Directions: Each entry here needs to be set down again exactly, please; pictures are left out.

Records for this exercise:
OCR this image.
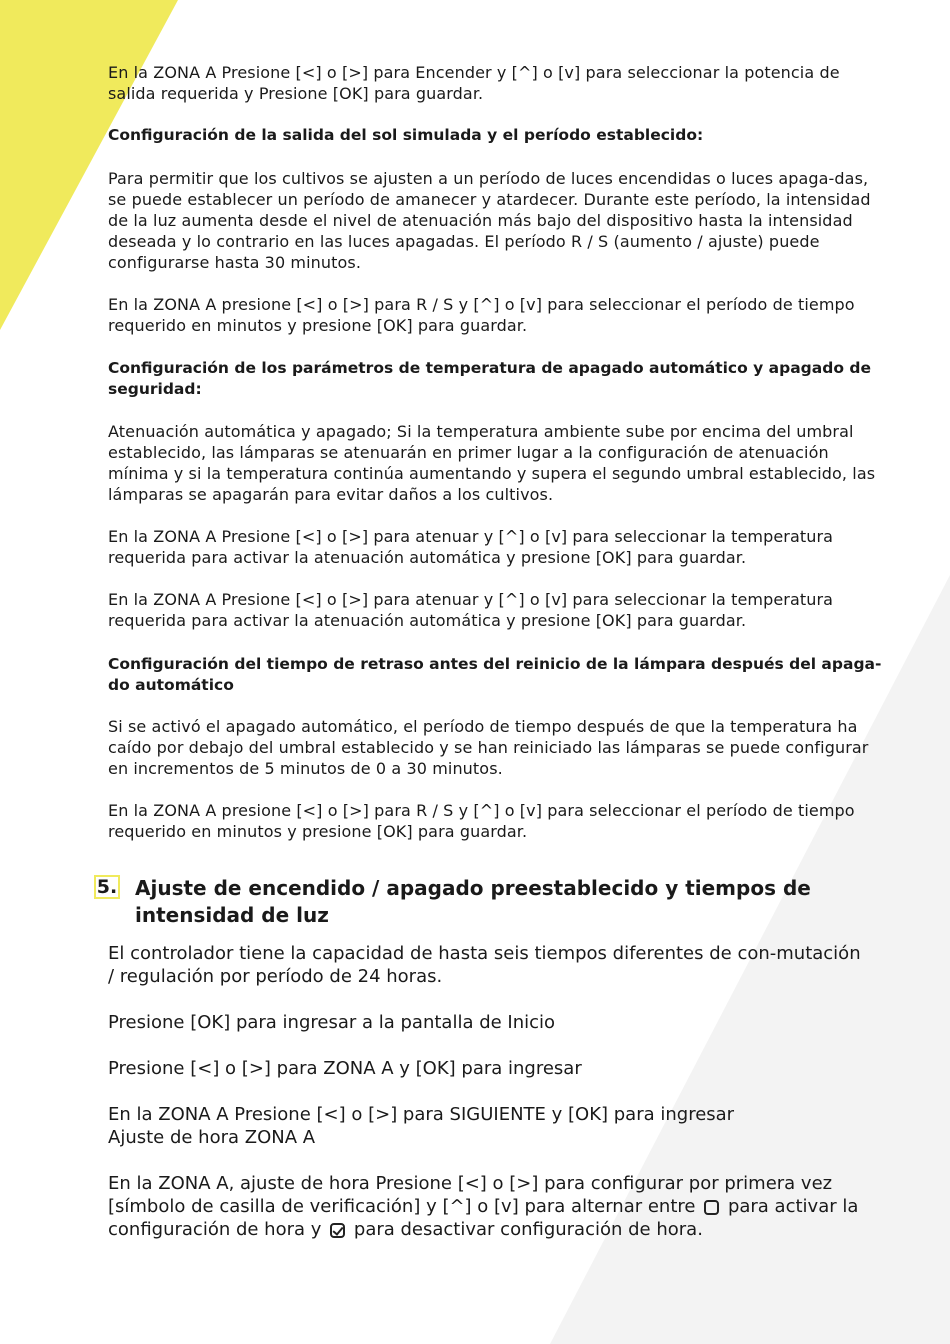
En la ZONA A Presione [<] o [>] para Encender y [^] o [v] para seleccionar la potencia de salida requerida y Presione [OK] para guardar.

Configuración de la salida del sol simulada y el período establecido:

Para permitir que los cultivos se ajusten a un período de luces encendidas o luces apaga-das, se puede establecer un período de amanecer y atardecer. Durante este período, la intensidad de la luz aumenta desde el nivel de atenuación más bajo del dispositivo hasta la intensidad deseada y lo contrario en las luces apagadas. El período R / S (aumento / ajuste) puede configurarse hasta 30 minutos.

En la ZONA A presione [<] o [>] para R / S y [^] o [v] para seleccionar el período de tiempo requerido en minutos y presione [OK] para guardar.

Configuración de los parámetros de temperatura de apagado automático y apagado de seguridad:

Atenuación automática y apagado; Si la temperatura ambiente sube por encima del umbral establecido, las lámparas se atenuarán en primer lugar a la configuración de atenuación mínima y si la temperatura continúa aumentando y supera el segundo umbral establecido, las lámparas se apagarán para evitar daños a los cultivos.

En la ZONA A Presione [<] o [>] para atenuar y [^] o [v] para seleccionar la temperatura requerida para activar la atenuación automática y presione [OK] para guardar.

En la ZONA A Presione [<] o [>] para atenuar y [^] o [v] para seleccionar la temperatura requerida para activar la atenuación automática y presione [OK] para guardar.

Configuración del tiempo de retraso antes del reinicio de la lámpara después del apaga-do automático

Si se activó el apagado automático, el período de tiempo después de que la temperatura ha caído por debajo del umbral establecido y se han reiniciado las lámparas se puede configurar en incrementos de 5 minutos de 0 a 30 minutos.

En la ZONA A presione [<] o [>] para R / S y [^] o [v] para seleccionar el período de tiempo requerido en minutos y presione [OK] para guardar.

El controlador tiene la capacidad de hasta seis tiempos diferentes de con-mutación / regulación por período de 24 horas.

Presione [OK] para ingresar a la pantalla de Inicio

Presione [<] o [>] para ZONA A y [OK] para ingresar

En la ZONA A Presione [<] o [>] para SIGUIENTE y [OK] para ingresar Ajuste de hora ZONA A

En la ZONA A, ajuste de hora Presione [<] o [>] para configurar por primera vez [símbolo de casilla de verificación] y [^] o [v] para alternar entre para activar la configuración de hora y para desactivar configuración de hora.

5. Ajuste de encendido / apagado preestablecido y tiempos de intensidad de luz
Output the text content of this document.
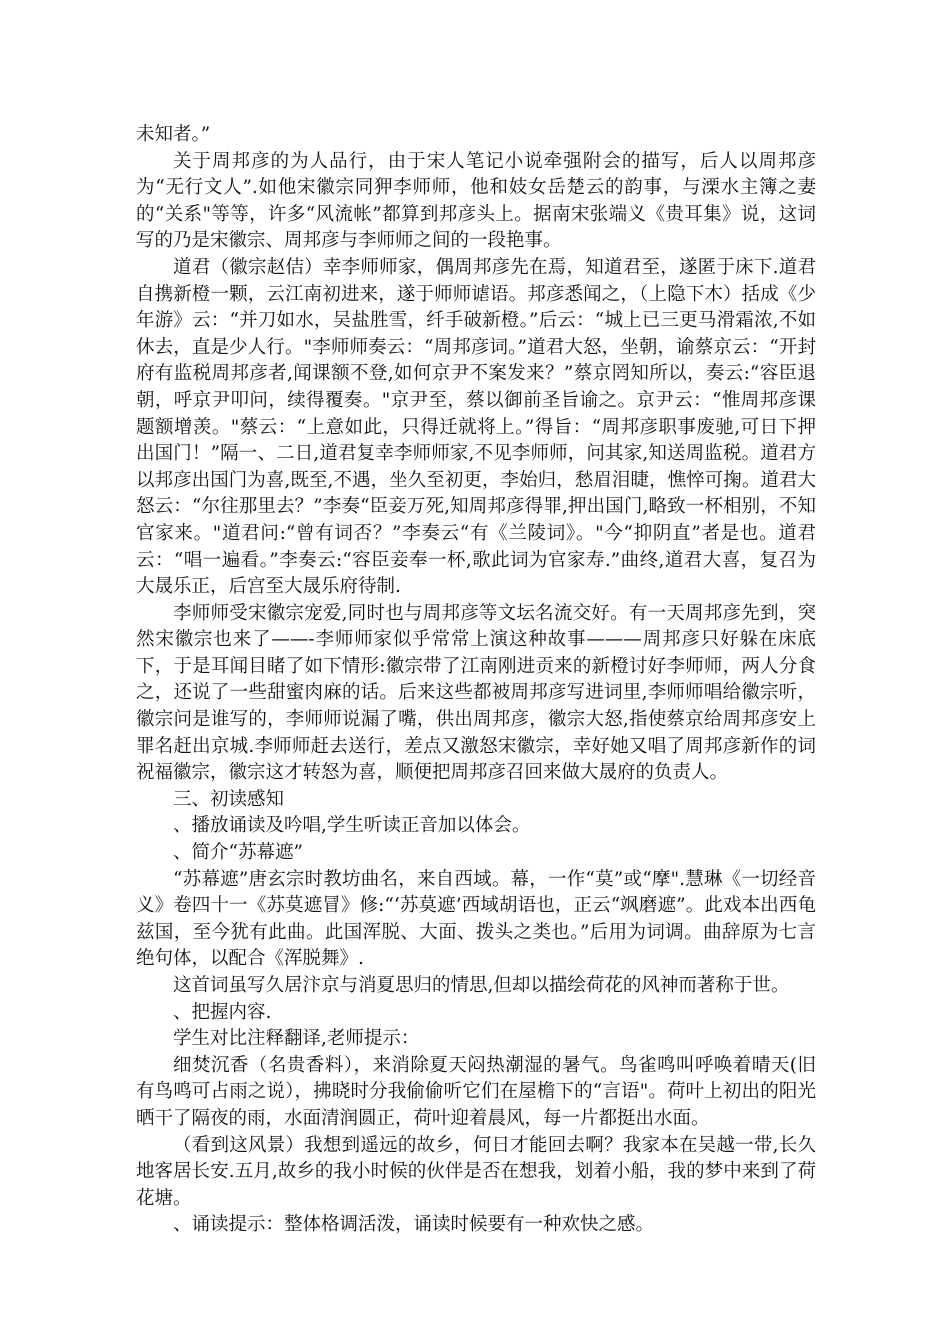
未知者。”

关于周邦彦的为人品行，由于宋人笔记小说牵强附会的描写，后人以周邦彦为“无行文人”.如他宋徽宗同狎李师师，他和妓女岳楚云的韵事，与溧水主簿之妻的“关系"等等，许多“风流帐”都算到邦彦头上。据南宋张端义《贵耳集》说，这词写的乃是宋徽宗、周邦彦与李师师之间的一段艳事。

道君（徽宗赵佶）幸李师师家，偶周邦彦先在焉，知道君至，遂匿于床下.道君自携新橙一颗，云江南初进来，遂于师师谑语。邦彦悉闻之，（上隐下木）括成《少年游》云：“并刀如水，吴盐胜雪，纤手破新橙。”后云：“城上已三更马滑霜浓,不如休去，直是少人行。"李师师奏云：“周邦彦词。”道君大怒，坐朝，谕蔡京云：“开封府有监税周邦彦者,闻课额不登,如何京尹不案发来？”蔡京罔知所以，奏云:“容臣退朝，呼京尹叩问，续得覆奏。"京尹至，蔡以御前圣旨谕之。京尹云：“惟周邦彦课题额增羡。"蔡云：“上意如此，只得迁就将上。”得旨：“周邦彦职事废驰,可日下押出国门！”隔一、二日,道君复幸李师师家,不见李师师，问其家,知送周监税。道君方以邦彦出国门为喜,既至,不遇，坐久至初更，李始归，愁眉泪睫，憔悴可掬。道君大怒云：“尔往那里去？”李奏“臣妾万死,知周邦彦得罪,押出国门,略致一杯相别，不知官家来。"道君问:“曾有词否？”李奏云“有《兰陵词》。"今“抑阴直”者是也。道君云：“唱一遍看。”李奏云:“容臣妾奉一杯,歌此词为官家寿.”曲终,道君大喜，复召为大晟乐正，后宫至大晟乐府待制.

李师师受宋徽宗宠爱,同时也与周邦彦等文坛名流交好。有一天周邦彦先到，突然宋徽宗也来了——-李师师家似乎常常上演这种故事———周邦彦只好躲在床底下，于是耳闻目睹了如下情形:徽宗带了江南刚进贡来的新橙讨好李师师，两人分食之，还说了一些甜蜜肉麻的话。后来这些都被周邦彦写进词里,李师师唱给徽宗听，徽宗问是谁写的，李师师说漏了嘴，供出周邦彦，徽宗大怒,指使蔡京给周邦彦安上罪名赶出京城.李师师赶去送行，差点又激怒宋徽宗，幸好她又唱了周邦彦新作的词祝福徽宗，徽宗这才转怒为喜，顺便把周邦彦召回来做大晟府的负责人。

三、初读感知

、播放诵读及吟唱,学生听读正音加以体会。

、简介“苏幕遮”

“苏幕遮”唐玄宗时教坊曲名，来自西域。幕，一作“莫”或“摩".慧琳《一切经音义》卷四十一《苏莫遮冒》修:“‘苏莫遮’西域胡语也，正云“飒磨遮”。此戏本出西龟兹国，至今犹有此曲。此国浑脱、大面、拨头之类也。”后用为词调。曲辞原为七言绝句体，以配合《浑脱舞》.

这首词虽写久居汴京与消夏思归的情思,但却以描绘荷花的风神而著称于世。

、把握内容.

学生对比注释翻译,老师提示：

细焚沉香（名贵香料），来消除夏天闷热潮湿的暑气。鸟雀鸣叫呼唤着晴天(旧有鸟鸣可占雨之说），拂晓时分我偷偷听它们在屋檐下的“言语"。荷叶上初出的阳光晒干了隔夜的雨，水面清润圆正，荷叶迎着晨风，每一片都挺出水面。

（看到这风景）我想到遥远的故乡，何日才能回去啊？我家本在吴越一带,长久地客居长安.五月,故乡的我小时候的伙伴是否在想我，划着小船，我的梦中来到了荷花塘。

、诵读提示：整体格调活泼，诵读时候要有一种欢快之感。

Task response:
OCR this image.
En la ZONA A Presione [<] o [>] para Encender y [^] o [v] para seleccionar la potencia de salida requerida y Presione [OK] para guardar.

Configuración de la salida del sol simulada y el período establecido:

Para permitir que los cultivos se ajusten a un período de luces encendidas o luces apaga-das, se puede establecer un período de amanecer y atardecer. Durante este período, la intensidad de la luz aumenta desde el nivel de atenuación más bajo del dispositivo hasta la intensidad deseada y lo contrario en las luces apagadas. El período R / S (aumento / ajuste) puede configurarse hasta 30 minutos.

En la ZONA A presione [<] o [>] para R / S y [^] o [v] para seleccionar el período de tiempo requerido en minutos y presione [OK] para guardar.

Configuración de los parámetros de temperatura de apagado automático y apagado de seguridad:

Atenuación automática y apagado; Si la temperatura ambiente sube por encima del umbral establecido, las lámparas se atenuarán en primer lugar a la configuración de atenuación mínima y si la temperatura continúa aumentando y supera el segundo umbral establecido, las lámparas se apagarán para evitar daños a los cultivos.

En la ZONA A Presione [<] o [>] para atenuar y [^] o [v] para seleccionar la temperatura requerida para activar la atenuación automática y presione [OK] para guardar.

En la ZONA A Presione [<] o [>] para atenuar y [^] o [v] para seleccionar la temperatura requerida para activar la atenuación automática y presione [OK] para guardar.

Configuración del tiempo de retraso antes del reinicio de la lámpara después del apaga-do automático

Si se activó el apagado automático, el período de tiempo después de que la temperatura ha caído por debajo del umbral establecido y se han reiniciado las lámparas se puede configurar en incrementos de 5 minutos de 0 a 30 minutos.

En la ZONA A presione [<] o [>] para R / S y [^] o [v] para seleccionar el período de tiempo requerido en minutos y presione [OK] para guardar.

El controlador tiene la capacidad de hasta seis tiempos diferentes de con-mutación / regulación por período de 24 horas.

Presione [OK] para ingresar a la pantalla de Inicio

Presione [<] o [>] para ZONA A y [OK] para ingresar

En la ZONA A Presione [<] o [>] para SIGUIENTE y [OK] para ingresar Ajuste de hora ZONA A

En la ZONA A, ajuste de hora Presione [<] o [>] para configurar por primera vez [símbolo de casilla de verificación] y [^] o [v] para alternar entre para activar la configuración de hora y para desactivar configuración de hora.

5. Ajuste de encendido / apagado preestablecido y tiempos de intensidad de luz
Output the text content of this document.
未知者。”

关于周邦彦的为人品行，由于宋人笔记小说牵强附会的描写，后人以周邦彦为“无行文人”.如他宋徽宗同狎李师师，他和妓女岳楚云的韵事，与溧水主簿之妻的“关系"等等，许多“风流帐”都算到邦彦头上。据南宋张端义《贵耳集》说，这词写的乃是宋徽宗、周邦彦与李师师之间的一段艳事。

道君（徽宗赵佶）幸李师师家，偶周邦彦先在焉，知道君至，遂匿于床下.道君自携新橙一颗，云江南初进来，遂于师师谑语。邦彦悉闻之，（上隐下木）括成《少年游》云：“并刀如水，吴盐胜雪，纤手破新橙。”后云：“城上已三更马滑霜浓,不如休去，直是少人行。"李师师奏云：“周邦彦词。”道君大怒，坐朝，谕蔡京云：“开封府有监税周邦彦者,闻课额不登,如何京尹不案发来？”蔡京罔知所以，奏云:“容臣退朝，呼京尹叩问，续得覆奏。"京尹至，蔡以御前圣旨谕之。京尹云：“惟周邦彦课题额增羡。"蔡云：“上意如此，只得迁就将上。”得旨：“周邦彦职事废驰,可日下押出国门！”隔一、二日,道君复幸李师师家,不见李师师，问其家,知送周监税。道君方以邦彦出国门为喜,既至,不遇，坐久至初更，李始归，愁眉泪睫，憔悴可掬。道君大怒云：“尔往那里去？”李奏“臣妾万死,知周邦彦得罪,押出国门,略致一杯相别，不知官家来。"道君问:“曾有词否？”李奏云“有《兰陵词》。"今“抑阴直”者是也。道君云：“唱一遍看。”李奏云:“容臣妾奉一杯,歌此词为官家寿.”曲终,道君大喜，复召为大晟乐正，后宫至大晟乐府待制.

李师师受宋徽宗宠爱,同时也与周邦彦等文坛名流交好。有一天周邦彦先到，突然宋徽宗也来了——-李师师家似乎常常上演这种故事———周邦彦只好躲在床底下，于是耳闻目睹了如下情形:徽宗带了江南刚进贡来的新橙讨好李师师，两人分食之，还说了一些甜蜜肉麻的话。后来这些都被周邦彦写进词里,李师师唱给徽宗听，徽宗问是谁写的，李师师说漏了嘴，供出周邦彦，徽宗大怒,指使蔡京给周邦彦安上罪名赶出京城.李师师赶去送行，差点又激怒宋徽宗，幸好她又唱了周邦彦新作的词祝福徽宗，徽宗这才转怒为喜，顺便把周邦彦召回来做大晟府的负责人。

三、初读感知

、播放诵读及吟唱,学生听读正音加以体会。

、简介“苏幕遮”

“苏幕遮”唐玄宗时教坊曲名，来自西域。幕，一作“莫”或“摩".慧琳《一切经音义》卷四十一《苏莫遮冒》修:“‘苏莫遮’西域胡语也，正云“飒磨遮”。此戏本出西龟兹国，至今犹有此曲。此国浑脱、大面、拨头之类也。”后用为词调。曲辞原为七言绝句体，以配合《浑脱舞》.

这首词虽写久居汴京与消夏思归的情思,但却以描绘荷花的风神而著称于世。

、把握内容.

学生对比注释翻译,老师提示：

细焚沉香（名贵香料），来消除夏天闷热潮湿的暑气。鸟雀鸣叫呼唤着晴天(旧有鸟鸣可占雨之说），拂晓时分我偷偷听它们在屋檐下的“言语"。荷叶上初出的阳光晒干了隔夜的雨，水面清润圆正，荷叶迎着晨风，每一片都挺出水面。

（看到这风景）我想到遥远的故乡，何日才能回去啊？我家本在吴越一带,长久地客居长安.五月,故乡的我小时候的伙伴是否在想我，划着小船，我的梦中来到了荷花塘。

、诵读提示：整体格调活泼，诵读时候要有一种欢快之感。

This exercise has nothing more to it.